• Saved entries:
##############################

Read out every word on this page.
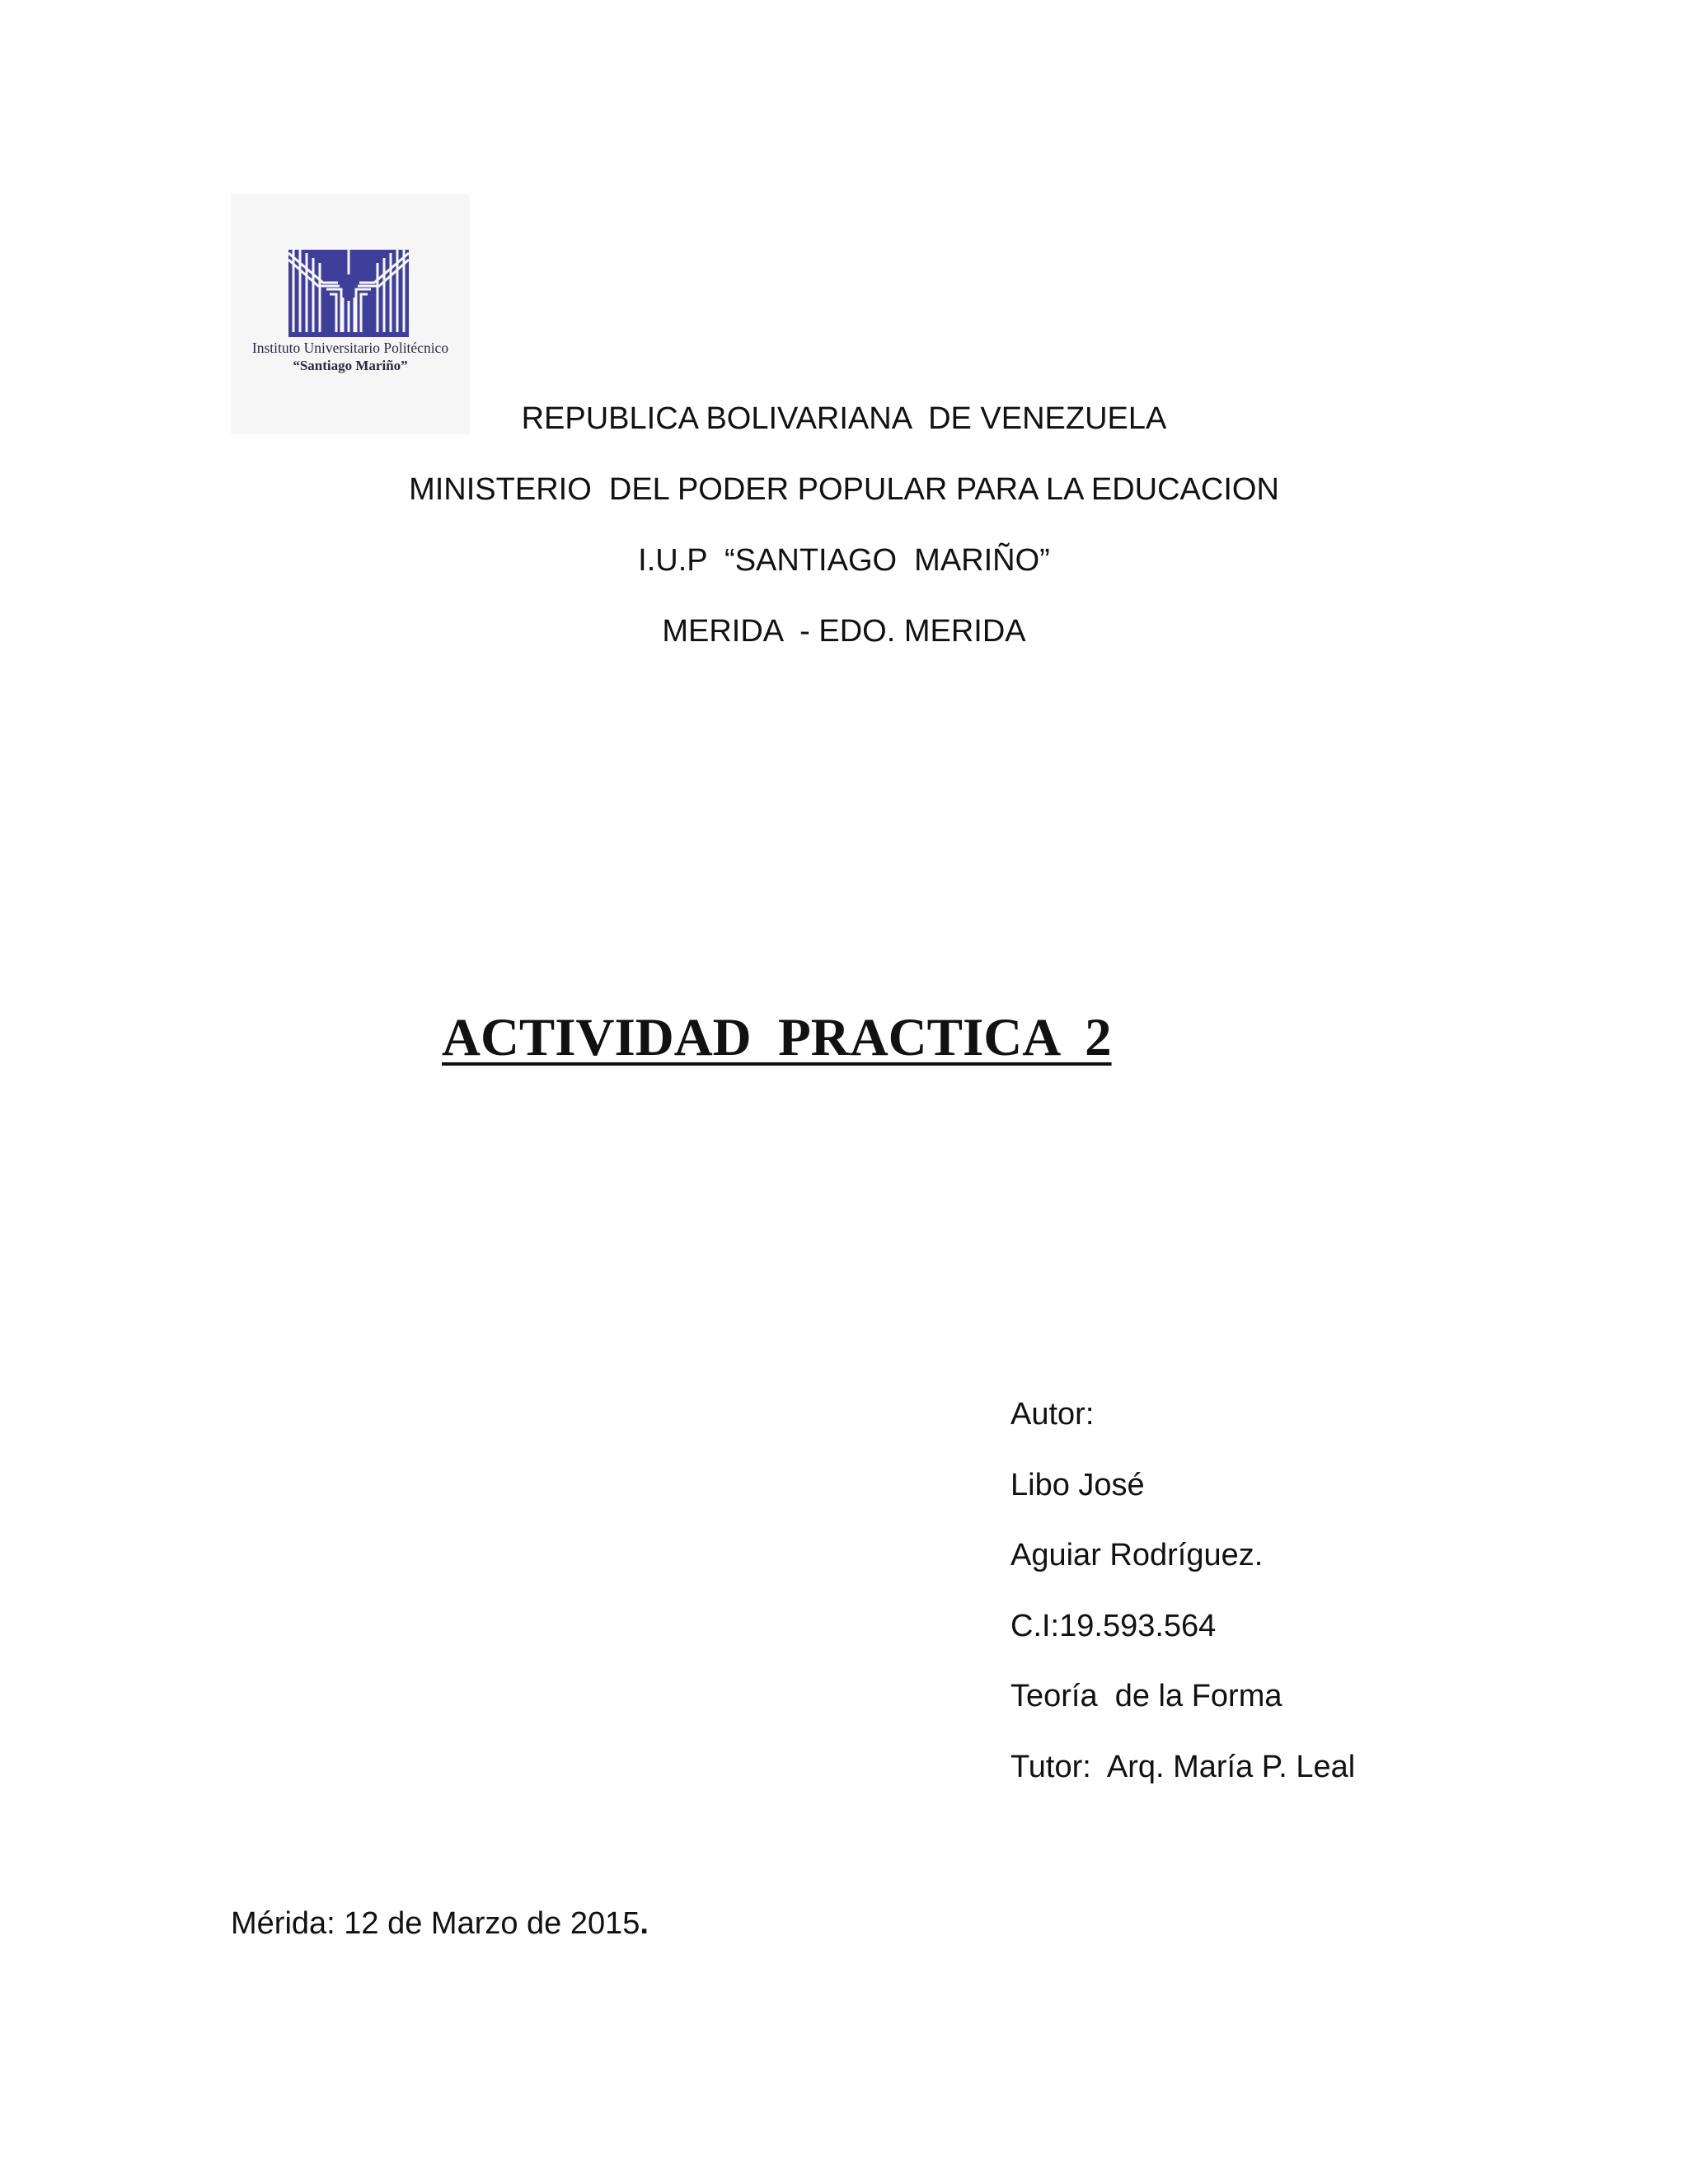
Instituto Universitario Politécnico
“Santiago Mariño”
REPUBLICA BOLIVARIANA  DE VENEZUELA
MINISTERIO  DEL PODER POPULAR PARA LA EDUCACION
I.U.P  “SANTIAGO  MARIÑO”
MERIDA  - EDO. MERIDA
ACTIVIDAD  PRACTICA  2
Autor:
Libo José
Aguiar Rodríguez.
C.I:19.593.564
Teoría  de la Forma
Tutor:  Arq. María P. Leal
Mérida: 12 de Marzo de 2015.
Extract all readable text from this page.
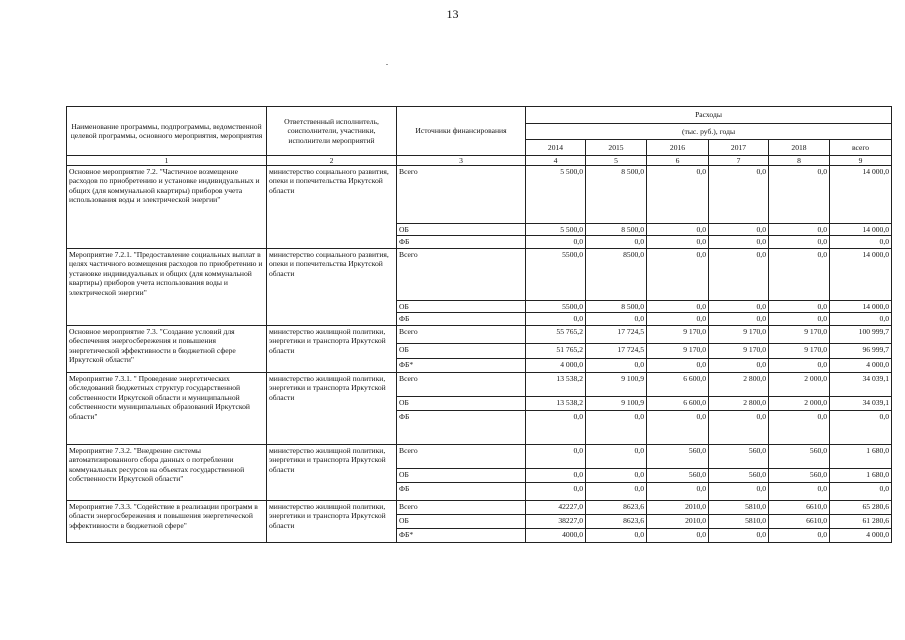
13
Наименование программы, подпрограммы, ведомственной целевой программы, основного мероприятия, мероприятия	Ответственный исполнитель, соисполнители, участники, исполнители мероприятий	Источники финансирования	Расходы					
			(тыс. руб.), годы					
			2014	2015	2016	2017	2018	всего
1	2	3	4	5	6	7	8	9
Основное мероприятие 7.2. "Частичное возмещение расходов по приобретению и установке индивидуальных и общих (для коммунальной квартиры) приборов учета использования воды и электрической энергии"	министерство социального развития, опеки и попечительства Иркутской области	Всего	5 500,0	8 500,0	0,0	0,0	0,0	14 000,0
		ОБ	5 500,0	8 500,0	0,0	0,0	0,0	14 000,0
		ФБ	0,0	0,0	0,0	0,0	0,0	0,0
Мероприятие 7.2.1. "Предоставление социальных выплат в целях частичного возмещения расходов по приобретению и установке индивидуальных и общих (для коммунальной квартиры) приборов учета использования воды и электрической энергии"	министерство социального развития, опеки и попечительства Иркутской области	Всего	5500,0	8500,0	0,0	0,0	0,0	14 000,0
		ОБ	5500,0	8 500,0	0,0	0,0	0,0	14 000,0
		ФБ	0,0	0,0	0,0	0,0	0,0	0,0
Основное мероприятие 7.3. "Создание условий для обеспечения энергосбережения и повышения энергетической эффективности в бюджетной сфере Иркутской области"	министерство жилищной политики, энергетики и транспорта Иркутской области	Всего	55 765,2	17 724,5	9 170,0	9 170,0	9 170,0	100 999,7
		ОБ	51 765,2	17 724,5	9 170,0	9 170,0	9 170,0	96 999,7
		ФБ*	4 000,0	0,0	0,0	0,0	0,0	4 000,0
Мероприятие 7.3.1. " Проведение энергетических обследований бюджетных структур государственной собственности Иркутской области и муниципальной собственности муниципальных образований Иркутской области"	министерство жилищной политики, энергетики и транспорта Иркутской области	Всего	13 538,2	9 100,9	6 600,0	2 800,0	2 000,0	34 039,1
		ОБ	13 538,2	9 100,9	6 600,0	2 800,0	2 000,0	34 039,1
		ФБ	0,0	0,0	0,0	0,0	0,0	0,0
Мероприятие 7.3.2. "Внедрение системы автоматизированного сбора данных о потреблении коммунальных ресурсов на объектах государственной собственности Иркутской области"	министерство жилищной политики, энергетики и транспорта Иркутской области	Всего	0,0	0,0	560,0	560,0	560,0	1 680,0
		ОБ	0,0	0,0	560,0	560,0	560,0	1 680,0
		ФБ	0,0	0,0	0,0	0,0	0,0	0,0
Мероприятие 7.3.3. "Содействие в реализации программ в области энергосбережения и повышения энергетической эффективности в бюджетной сфере"	министерство жилищной политики, энергетики и транспорта Иркутской области	Всего	42227,0	8623,6	2010,0	5810,0	6610,0	65 280,6
		ОБ	38227,0	8623,6	2010,0	5810,0	6610,0	61 280,6
		ФБ*	4000,0	0,0	0,0	0,0	0,0	4 000,0
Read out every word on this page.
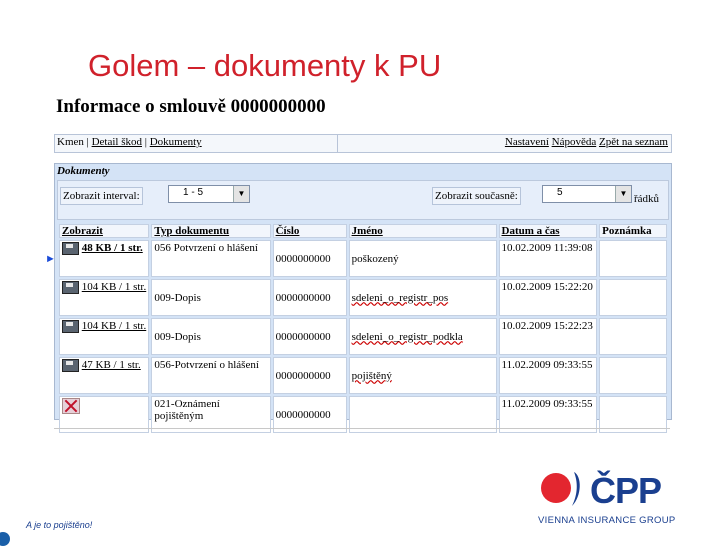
Golem – dokumenty k PU
Informace o smlouvě 0000000000
Kmen | Detail škod | Dokumenty	Nastavení Nápověda Zpět na seznam
Dokumenty
Zobrazit interval:	1 - 5	▼	Zobrazit současně:	5	▼ řádků
Zobrazit	Typ dokumentu	Číslo	Jméno	Datum a čas	Poznámka

►
48 KB / 1 str.	056 Potvrzení o hlášení	0000000000	poškozený	10.02.2009 11:39:08	
104 KB / 1 str.	009-Dopis	0000000000	sdeleni_o_registr_pos	10.02.2009 15:22:20	
104 KB / 1 str.	009-Dopis	0000000000	sdeleni_o_registr_podkla	10.02.2009 15:22:23	
47 KB / 1 str.	056-Potvrzení o hlášení	0000000000	pojištěný	11.02.2009 09:33:55	
	021-Oznámení pojištěným	0000000000		11.02.2009 09:33:55	
ČPP
VIENNA INSURANCE GROUP
A je to pojištěno!
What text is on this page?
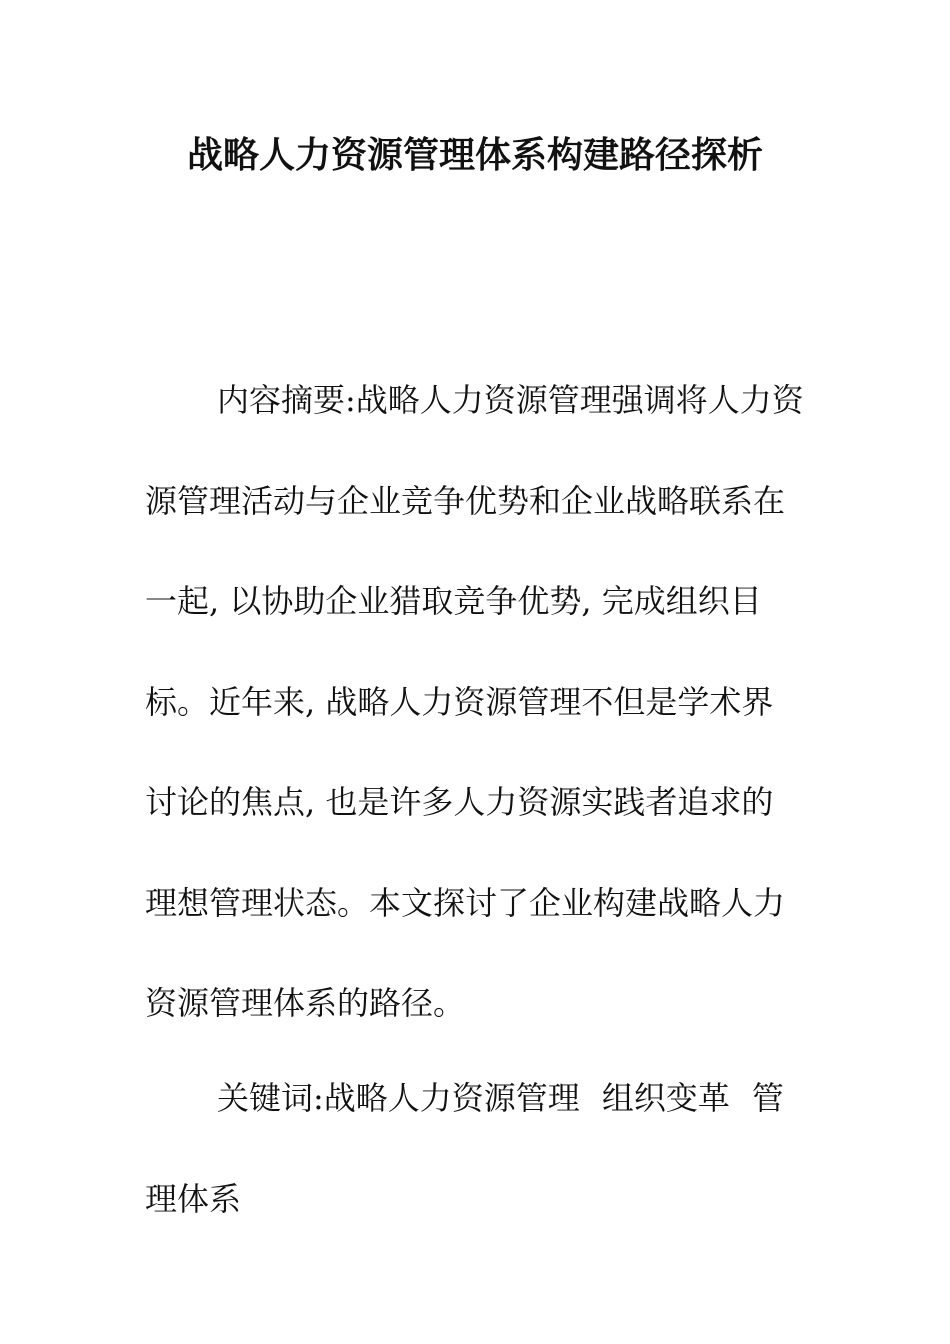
战略人力资源管理体系构建路径探析

内容摘要:战略人力资源管理强调将人力资源管理活动与企业竞争优势和企业战略联系在一起, 以协助企业猎取竞争优势, 完成组织目标。近年来, 战略人力资源管理不但是学术界讨论的焦点, 也是许多人力资源实践者追求的理想管理状态。本文探讨了企业构建战略人力资源管理体系的路径。

关键词:战略人力资源管理 组织变革 管理体系
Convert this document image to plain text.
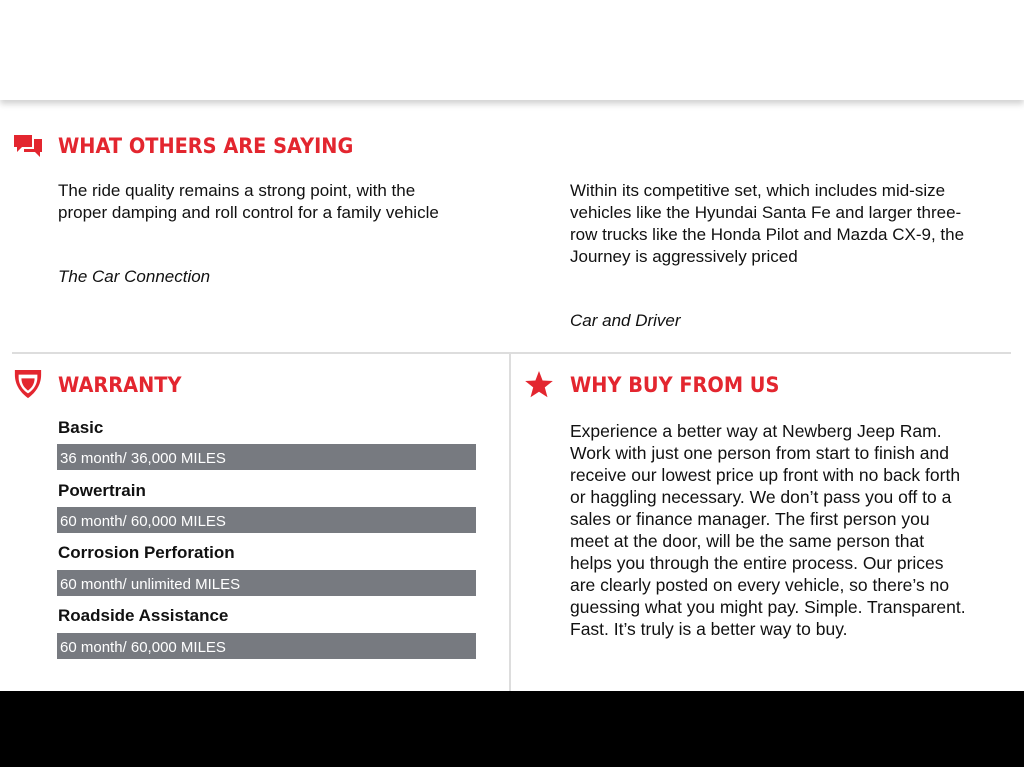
WHAT OTHERS ARE SAYING
The ride quality remains a strong point, with the proper damping and roll control for a family vehicle
The Car Connection
Within its competitive set, which includes mid-size vehicles like the Hyundai Santa Fe and larger three-row trucks like the Honda Pilot and Mazda CX-9, the Journey is aggressively priced
Car and Driver
WARRANTY
Basic
36 month/ 36,000 MILES
Powertrain
60 month/ 60,000 MILES
Corrosion Perforation
60 month/ unlimited MILES
Roadside Assistance
60 month/ 60,000 MILES
WHY BUY FROM US
Experience a better way at Newberg Jeep Ram. Work with just one person from start to finish and receive our lowest price up front with no back forth or haggling necessary. We don’t pass you off to a sales or finance manager. The first person you meet at the door, will be the same person that helps you through the entire process. Our prices are clearly posted on every vehicle, so there’s no guessing what you might pay. Simple. Transparent. Fast. It’s truly is a better way to buy.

##############################

Repeat the entries exactly and keep the pictures out of the copy.

• OUTPUT:
Read out every word on this page.
Instituto Universitario Politécnico
“Santiago Mariño”
REPUBLICA BOLIVARIANA  DE VENEZUELA
MINISTERIO  DEL PODER POPULAR PARA LA EDUCACION
I.U.P  “SANTIAGO  MARIÑO”
MERIDA  - EDO. MERIDA
ACTIVIDAD  PRACTICA  2
Autor:
Libo José
Aguiar Rodríguez.
C.I:19.593.564
Teoría  de la Forma
Tutor:  Arq. María P. Leal
Mérida: 12 de Marzo de 2015.
Extract all readable text from this page.
13
Наименование программы, подпрограммы, ведомственной целевой программы, основного мероприятия, мероприятия	Ответственный исполнитель, соисполнители, участники, исполнители мероприятий	Источники финансирования	Расходы					
			(тыс. руб.), годы					
			2014	2015	2016	2017	2018	всего
1	2	3	4	5	6	7	8	9
Основное мероприятие 7.2. "Частичное возмещение расходов по приобретению и установке индивидуальных и общих (для коммунальной квартиры) приборов учета использования воды и электрической энергии"	министерство социального развития, опеки и попечительства Иркутской области	Всего	5 500,0	8 500,0	0,0	0,0	0,0	14 000,0
		ОБ	5 500,0	8 500,0	0,0	0,0	0,0	14 000,0
		ФБ	0,0	0,0	0,0	0,0	0,0	0,0
Мероприятие 7.2.1. "Предоставление социальных выплат в целях частичного возмещения расходов по приобретению и установке индивидуальных и общих (для коммунальной квартиры) приборов учета использования воды и электрической энергии"	министерство социального развития, опеки и попечительства Иркутской области	Всего	5500,0	8500,0	0,0	0,0	0,0	14 000,0
		ОБ	5500,0	8 500,0	0,0	0,0	0,0	14 000,0
		ФБ	0,0	0,0	0,0	0,0	0,0	0,0
Основное мероприятие 7.3. "Создание условий для обеспечения энергосбережения и повышения энергетической эффективности в бюджетной сфере Иркутской области"	министерство жилищной политики, энергетики и транспорта Иркутской области	Всего	55 765,2	17 724,5	9 170,0	9 170,0	9 170,0	100 999,7
		ОБ	51 765,2	17 724,5	9 170,0	9 170,0	9 170,0	96 999,7
		ФБ*	4 000,0	0,0	0,0	0,0	0,0	4 000,0
Мероприятие 7.3.1. " Проведение энергетических обследований бюджетных структур государственной собственности Иркутской области и муниципальной собственности муниципальных образований Иркутской области"	министерство жилищной политики, энергетики и транспорта Иркутской области	Всего	13 538,2	9 100,9	6 600,0	2 800,0	2 000,0	34 039,1
		ОБ	13 538,2	9 100,9	6 600,0	2 800,0	2 000,0	34 039,1
		ФБ	0,0	0,0	0,0	0,0	0,0	0,0
Мероприятие 7.3.2. "Внедрение системы автоматизированного сбора данных о потреблении коммунальных ресурсов на объектах государственной собственности Иркутской области"	министерство жилищной политики, энергетики и транспорта Иркутской области	Всего	0,0	0,0	560,0	560,0	560,0	1 680,0
		ОБ	0,0	0,0	560,0	560,0	560,0	1 680,0
		ФБ	0,0	0,0	0,0	0,0	0,0	0,0
Мероприятие 7.3.3. "Содействие в реализации программ в области энергосбережения и повышения энергетической эффективности в бюджетной сфере"	министерство жилищной политики, энергетики и транспорта Иркутской области	Всего	42227,0	8623,6	2010,0	5810,0	6610,0	65 280,6
		ОБ	38227,0	8623,6	2010,0	5810,0	6610,0	61 280,6
		ФБ*	4000,0	0,0	0,0	0,0	0,0	4 000,0
Read out every word on this page.
Golem – dokumenty k PU
Informace o smlouvě 0000000000
Kmen | Detail škod | Dokumenty	Nastavení Nápověda Zpět na seznam
Dokumenty
Zobrazit interval:	1 - 5	▼	Zobrazit současně:	5	▼ řádků
Zobrazit	Typ dokumentu	Číslo	Jméno	Datum a čas	Poznámka

►
48 KB / 1 str.	056 Potvrzení o hlášení	0000000000	poškozený	10.02.2009 11:39:08	
104 KB / 1 str.	009-Dopis	0000000000	sdeleni_o_registr_pos	10.02.2009 15:22:20	
104 KB / 1 str.	009-Dopis	0000000000	sdeleni_o_registr_podkla	10.02.2009 15:22:23	
47 KB / 1 str.	056-Potvrzení o hlášení	0000000000	pojištěný	11.02.2009 09:33:55	
	021-Oznámení pojištěným	0000000000		11.02.2009 09:33:55	
ČPP
VIENNA INSURANCE GROUP
A je to pojištěno!
What text is on this page?
战略人力资源管理体系构建路径探析

内容摘要:战略人力资源管理强调将人力资源管理活动与企业竞争优势和企业战略联系在一起, 以协助企业猎取竞争优势, 完成组织目标。近年来, 战略人力资源管理不但是学术界讨论的焦点, 也是许多人力资源实践者追求的理想管理状态。本文探讨了企业构建战略人力资源管理体系的路径。

关键词:战略人力资源管理 组织变革 管理体系
Convert this document image to plain text.
WHAT OTHERS ARE SAYING
The ride quality remains a strong point, with the proper damping and roll control for a family vehicle
The Car Connection
Within its competitive set, which includes mid-size vehicles like the Hyundai Santa Fe and larger three-row trucks like the Honda Pilot and Mazda CX-9, the Journey is aggressively priced
Car and Driver
WARRANTY
Basic
36 month/ 36,000 MILES
Powertrain
60 month/ 60,000 MILES
Corrosion Perforation
60 month/ unlimited MILES
Roadside Assistance
60 month/ 60,000 MILES
WHY BUY FROM US
Experience a better way at Newberg Jeep Ram. Work with just one person from start to finish and receive our lowest price up front with no back forth or haggling necessary. We don’t pass you off to a sales or finance manager. The first person you meet at the door, will be the same person that helps you through the entire process. Our prices are clearly posted on every vehicle, so there’s no guessing what you might pay. Simple. Transparent. Fast. It’s truly is a better way to buy.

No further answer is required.